▶ _Exercise prompt_: Give the number of lines that contain the string "Database", and nothing else.

[Begin Excerpted records]

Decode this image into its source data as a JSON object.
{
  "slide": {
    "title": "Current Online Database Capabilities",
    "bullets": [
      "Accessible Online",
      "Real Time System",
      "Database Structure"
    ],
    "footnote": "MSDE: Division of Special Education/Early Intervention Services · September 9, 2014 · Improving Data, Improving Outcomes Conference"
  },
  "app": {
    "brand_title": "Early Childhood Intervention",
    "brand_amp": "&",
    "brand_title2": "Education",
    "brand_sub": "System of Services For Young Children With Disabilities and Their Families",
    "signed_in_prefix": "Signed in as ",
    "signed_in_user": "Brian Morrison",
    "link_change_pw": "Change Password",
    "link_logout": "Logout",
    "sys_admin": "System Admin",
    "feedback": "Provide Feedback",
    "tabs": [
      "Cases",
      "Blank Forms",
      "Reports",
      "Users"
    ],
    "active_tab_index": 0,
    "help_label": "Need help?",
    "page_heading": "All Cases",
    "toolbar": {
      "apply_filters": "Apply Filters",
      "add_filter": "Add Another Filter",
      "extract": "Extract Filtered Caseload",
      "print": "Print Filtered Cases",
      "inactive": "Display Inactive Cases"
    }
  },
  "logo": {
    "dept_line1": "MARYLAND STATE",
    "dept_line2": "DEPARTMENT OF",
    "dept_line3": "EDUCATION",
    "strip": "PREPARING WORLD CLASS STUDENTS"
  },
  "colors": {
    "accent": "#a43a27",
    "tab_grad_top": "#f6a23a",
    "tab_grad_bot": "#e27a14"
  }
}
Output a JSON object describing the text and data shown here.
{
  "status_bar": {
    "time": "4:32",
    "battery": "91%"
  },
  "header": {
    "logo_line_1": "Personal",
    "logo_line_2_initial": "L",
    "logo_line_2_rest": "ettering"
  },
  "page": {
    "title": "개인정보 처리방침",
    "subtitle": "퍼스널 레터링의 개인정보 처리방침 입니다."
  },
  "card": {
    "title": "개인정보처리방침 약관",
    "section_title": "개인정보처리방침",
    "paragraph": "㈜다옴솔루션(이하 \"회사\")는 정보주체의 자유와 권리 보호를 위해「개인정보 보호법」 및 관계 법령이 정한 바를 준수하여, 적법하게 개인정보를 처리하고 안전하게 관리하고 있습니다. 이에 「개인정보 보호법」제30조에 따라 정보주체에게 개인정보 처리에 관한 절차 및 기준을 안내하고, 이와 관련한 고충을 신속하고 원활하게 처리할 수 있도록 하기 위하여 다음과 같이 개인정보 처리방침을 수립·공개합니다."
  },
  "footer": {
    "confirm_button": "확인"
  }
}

[End Excerpted records]

▶ _Task output_: 2